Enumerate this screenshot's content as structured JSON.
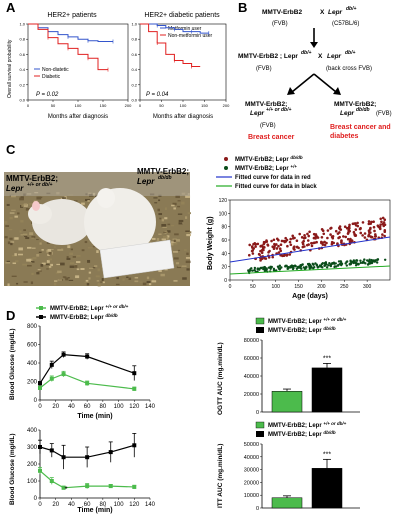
{
  "panels": {
    "A": "A",
    "B": "B",
    "C": "C",
    "D": "D"
  },
  "panelA": {
    "left": {
      "title": "HER2+ patients",
      "ylabel": "Overall survival probability",
      "xlabel": "Months after diagnosis",
      "legend": [
        "Non-diatetic",
        "Diabetic"
      ],
      "pvalue": "P = 0.02",
      "xticks": [
        "0",
        "50",
        "100",
        "150",
        "200"
      ],
      "yticks": [
        "0.0",
        "0.2",
        "0.4",
        "0.6",
        "0.8",
        "1.0"
      ]
    },
    "right": {
      "title": "HER2+ diabetic patients",
      "xlabel": "Months after diagnosis",
      "legend": [
        "Metformin user",
        "Non-metformin user"
      ],
      "pvalue": "P = 0.04",
      "xticks": [
        "0",
        "50",
        "100",
        "150",
        "200"
      ],
      "yticks": [
        "0.0",
        "0.2",
        "0.4",
        "0.6",
        "0.8",
        "1.0"
      ]
    }
  },
  "panelB": {
    "top_left": "MMTV-ErbB2",
    "x1": "X",
    "top_right": "Lepr",
    "top_right_sup": "db/+",
    "fvb1": "(FVB)",
    "c57": "(C57BL/6)",
    "mid_left": "MMTV-ErbB2 ; Lepr",
    "mid_left_sup": "db/+",
    "x2": "X",
    "mid_right": "Lepr",
    "mid_right_sup": "db/+",
    "fvb2": "(FVB)",
    "backcross": "(back cross FVB)",
    "bot_left_1": "MMTV-ErbB2;",
    "bot_left_2": "Lepr",
    "bot_left_sup": "+/+ or db/+",
    "fvb3": "(FVB)",
    "bot_left_red": "Breast cancer",
    "bot_right_1": "MMTV-ErbB2;",
    "bot_right_2": "Lepr",
    "bot_right_sup": "db/db",
    "fvb4": "(FVB)",
    "bot_right_red_1": "Breast cancer and",
    "bot_right_red_2": "diabetes"
  },
  "panelC": {
    "photo_label_left_1": "MMTV-ErbB2;",
    "photo_label_left_2": "Lepr",
    "photo_label_left_sup": "+/+ or db/+",
    "photo_label_right_1": "MMTV-ErbB2;",
    "photo_label_right_2": "Lepr",
    "photo_label_right_sup": "db/db",
    "legend": [
      {
        "label": "MMTV-ErbB2; Lepr",
        "sup": "db/db",
        "color": "#8b1a1a"
      },
      {
        "label": "MMTV-ErbB2; Lepr",
        "sup": "+/+",
        "color": "#0a4d1a"
      },
      {
        "label": "Fitted curve for data in red",
        "sup": "",
        "color": "#2233cc"
      },
      {
        "label": "Fitted curve for data in black",
        "sup": "",
        "color": "#22aa22"
      }
    ],
    "ylabel": "Body Weight (g)",
    "xlabel": "Age (days)",
    "xticks": [
      "0",
      "50",
      "100",
      "150",
      "200",
      "250",
      "300"
    ],
    "yticks": [
      "0",
      "20",
      "40",
      "60",
      "80",
      "100",
      "120"
    ]
  },
  "panelD": {
    "ogtt_legend": [
      "MMTV-ErbB2; Lepr",
      "MMTV-ErbB2; Lepr"
    ],
    "ogtt_legend_sup": [
      "+/+ or db/+",
      "db/db"
    ],
    "ogtt_ylabel": "Blood Glucose (mg/dL)",
    "ogtt_xlabel": "Time (min)",
    "ogtt_yticks": [
      "0",
      "200",
      "400",
      "600",
      "800"
    ],
    "ogtt_xticks": [
      "0",
      "20",
      "40",
      "60",
      "80",
      "100",
      "120",
      "140"
    ],
    "ogtt_auc_ylabel": "OGTT AUC (mg.min/dL)",
    "ogtt_auc_yticks": [
      "0",
      "20000",
      "40000",
      "60000",
      "80000"
    ],
    "ogtt_auc_sig": "***",
    "itt_ylabel": "Blood Glucose (mg/dL)",
    "itt_xlabel": "Time (min)",
    "itt_yticks": [
      "0",
      "100",
      "200",
      "300",
      "400"
    ],
    "itt_xticks": [
      "0",
      "20",
      "40",
      "60",
      "80",
      "100",
      "120",
      "140"
    ],
    "itt_sig": "*",
    "itt_auc_ylabel": "ITT AUC (mg.min/dL)",
    "itt_auc_yticks": [
      "0",
      "10000",
      "20000",
      "30000",
      "40000",
      "50000"
    ],
    "itt_auc_sig": "***",
    "itt_auc_legend": [
      "MMTV-ErbB2; Lepr",
      "MMTV-ErbB2; Lepr"
    ],
    "itt_auc_legend_sup": [
      "+/+ or db/+",
      "db/db"
    ]
  },
  "colors": {
    "red": "#e02020",
    "blue": "#3355cc",
    "green": "#4cbb4c",
    "black": "#000000",
    "darkred": "#8b1a1a",
    "darkgreen": "#0a4d1a"
  },
  "chart_data": [
    {
      "type": "line",
      "title": "HER2+ patients",
      "xlabel": "Months after diagnosis",
      "ylabel": "Overall survival probability",
      "series": [
        {
          "name": "Non-diatetic",
          "x": [
            0,
            20,
            40,
            60,
            80,
            100,
            120,
            140,
            170
          ],
          "values": [
            1.0,
            0.95,
            0.9,
            0.86,
            0.83,
            0.8,
            0.78,
            0.77,
            0.77
          ]
        },
        {
          "name": "Diabetic",
          "x": [
            0,
            20,
            40,
            60,
            80,
            100,
            120,
            140,
            160
          ],
          "values": [
            1.0,
            0.93,
            0.82,
            0.74,
            0.68,
            0.6,
            0.55,
            0.4,
            0.4
          ]
        }
      ],
      "xlim": [
        0,
        200
      ],
      "ylim": [
        0,
        1
      ]
    },
    {
      "type": "line",
      "title": "HER2+ diabetic patients",
      "xlabel": "Months after diagnosis",
      "ylabel": "",
      "series": [
        {
          "name": "Metformin user",
          "x": [
            0,
            20,
            40,
            60,
            80,
            100,
            120,
            140,
            160
          ],
          "values": [
            1.0,
            1.0,
            0.98,
            0.95,
            0.93,
            0.9,
            0.9,
            0.88,
            0.88
          ]
        },
        {
          "name": "Non-metformin user",
          "x": [
            0,
            20,
            40,
            60,
            80,
            100,
            120,
            140
          ],
          "values": [
            1.0,
            0.9,
            0.75,
            0.6,
            0.52,
            0.48,
            0.44,
            0.44
          ]
        }
      ],
      "xlim": [
        0,
        200
      ],
      "ylim": [
        0,
        1
      ]
    },
    {
      "type": "line",
      "xlabel": "Time (min)",
      "ylabel": "Blood Glucose (mg/dL)",
      "x": [
        0,
        15,
        30,
        60,
        120
      ],
      "series": [
        {
          "name": "MMTV-ErbB2; Lepr +/+ or db/+",
          "values": [
            130,
            230,
            280,
            180,
            120
          ],
          "err": [
            20,
            30,
            30,
            25,
            20
          ]
        },
        {
          "name": "MMTV-ErbB2; Lepr db/db",
          "values": [
            180,
            380,
            490,
            470,
            290
          ],
          "err": [
            20,
            40,
            30,
            30,
            80
          ]
        }
      ],
      "ylim": [
        0,
        800
      ]
    },
    {
      "type": "bar",
      "ylabel": "OGTT AUC (mg.min/dL)",
      "categories": [
        "MMTV-ErbB2; Lepr +/+ or db/+",
        "MMTV-ErbB2; Lepr db/db"
      ],
      "values": [
        23000,
        49000
      ],
      "err": [
        2500,
        5000
      ],
      "ylim": [
        0,
        80000
      ]
    },
    {
      "type": "line",
      "xlabel": "Time (min)",
      "ylabel": "Blood Glucose (mg/dL)",
      "x": [
        0,
        15,
        30,
        60,
        90,
        120
      ],
      "series": [
        {
          "name": "MMTV-ErbB2; Lepr +/+ or db/+",
          "values": [
            160,
            100,
            60,
            70,
            70,
            65
          ],
          "err": [
            20,
            20,
            10,
            15,
            10,
            10
          ]
        },
        {
          "name": "MMTV-ErbB2; Lepr db/db",
          "values": [
            300,
            280,
            240,
            240,
            270,
            310
          ],
          "err": [
            40,
            40,
            70,
            60,
            60,
            70
          ]
        }
      ],
      "ylim": [
        0,
        400
      ]
    },
    {
      "type": "bar",
      "ylabel": "ITT AUC (mg.min/dL)",
      "categories": [
        "MMTV-ErbB2; Lepr +/+ or db/+",
        "MMTV-ErbB2; Lepr db/db"
      ],
      "values": [
        8000,
        31000
      ],
      "err": [
        1500,
        7000
      ],
      "ylim": [
        0,
        50000
      ]
    }
  ]
}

__________________________________________________

- ASSIGNMENT: Give a count of the lines above that include the word "Blood", and add nothing to it.

- OUTPUT: 4